[QUÉ DEBES HACER]: Copia el listado desde su comienzo hasta la línea que contiene "brand-name: swissblock — [1202, 40, 1336, 70]", ambos extremos incluidos, y cambia "Apr" por "Mar" sin modificar nada más.

[Elementos enumerados en un conjunto de datos]
# # # # # # #

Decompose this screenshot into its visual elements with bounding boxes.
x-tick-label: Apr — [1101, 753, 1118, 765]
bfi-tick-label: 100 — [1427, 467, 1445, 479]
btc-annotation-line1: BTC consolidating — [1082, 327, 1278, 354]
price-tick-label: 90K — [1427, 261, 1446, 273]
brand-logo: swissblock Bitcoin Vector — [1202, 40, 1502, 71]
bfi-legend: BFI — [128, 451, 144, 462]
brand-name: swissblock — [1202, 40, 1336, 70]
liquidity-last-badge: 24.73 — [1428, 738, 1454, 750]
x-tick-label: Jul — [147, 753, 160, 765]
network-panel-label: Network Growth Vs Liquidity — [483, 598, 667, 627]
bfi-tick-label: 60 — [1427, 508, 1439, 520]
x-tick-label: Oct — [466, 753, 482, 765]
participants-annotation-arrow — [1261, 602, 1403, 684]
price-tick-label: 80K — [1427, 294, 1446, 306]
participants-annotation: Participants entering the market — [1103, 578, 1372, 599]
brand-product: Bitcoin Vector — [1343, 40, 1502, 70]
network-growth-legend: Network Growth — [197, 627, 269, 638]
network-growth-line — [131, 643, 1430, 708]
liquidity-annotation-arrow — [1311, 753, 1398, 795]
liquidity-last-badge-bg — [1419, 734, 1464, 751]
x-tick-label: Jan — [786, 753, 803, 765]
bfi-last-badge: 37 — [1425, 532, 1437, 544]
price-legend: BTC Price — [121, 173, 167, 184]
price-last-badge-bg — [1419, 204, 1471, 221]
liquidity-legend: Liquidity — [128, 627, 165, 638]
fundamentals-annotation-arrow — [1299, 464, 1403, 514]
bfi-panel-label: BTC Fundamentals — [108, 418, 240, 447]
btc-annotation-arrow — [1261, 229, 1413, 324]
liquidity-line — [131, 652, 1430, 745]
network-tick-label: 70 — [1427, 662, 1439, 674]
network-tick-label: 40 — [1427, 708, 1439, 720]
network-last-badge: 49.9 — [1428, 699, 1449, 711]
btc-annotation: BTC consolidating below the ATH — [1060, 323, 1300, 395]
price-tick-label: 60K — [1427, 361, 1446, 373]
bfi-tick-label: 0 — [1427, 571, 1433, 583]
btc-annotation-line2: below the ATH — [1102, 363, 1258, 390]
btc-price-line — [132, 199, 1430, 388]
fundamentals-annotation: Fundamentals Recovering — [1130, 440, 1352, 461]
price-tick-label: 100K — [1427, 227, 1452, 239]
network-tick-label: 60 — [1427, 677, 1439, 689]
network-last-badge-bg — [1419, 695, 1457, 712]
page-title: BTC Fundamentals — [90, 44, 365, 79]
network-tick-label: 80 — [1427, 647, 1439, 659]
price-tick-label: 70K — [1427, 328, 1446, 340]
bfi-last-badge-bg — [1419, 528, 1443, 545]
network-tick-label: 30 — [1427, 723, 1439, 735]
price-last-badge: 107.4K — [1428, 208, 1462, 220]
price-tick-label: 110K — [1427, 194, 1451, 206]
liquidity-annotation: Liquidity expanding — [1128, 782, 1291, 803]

# # # # # # #

[RESPUESTA AL EJERCICIO]:
Decompose this screenshot into its visual elements with bounding boxes.
x-tick-label: Mar — [1101, 753, 1118, 765]
bfi-tick-label: 100 — [1427, 467, 1445, 479]
btc-annotation-line1: BTC consolidating — [1082, 327, 1278, 354]
price-tick-label: 90K — [1427, 261, 1446, 273]
brand-logo: swissblock Bitcoin Vector — [1202, 40, 1502, 71]
bfi-legend: BFI — [128, 451, 144, 462]
brand-name: swissblock — [1202, 40, 1336, 70]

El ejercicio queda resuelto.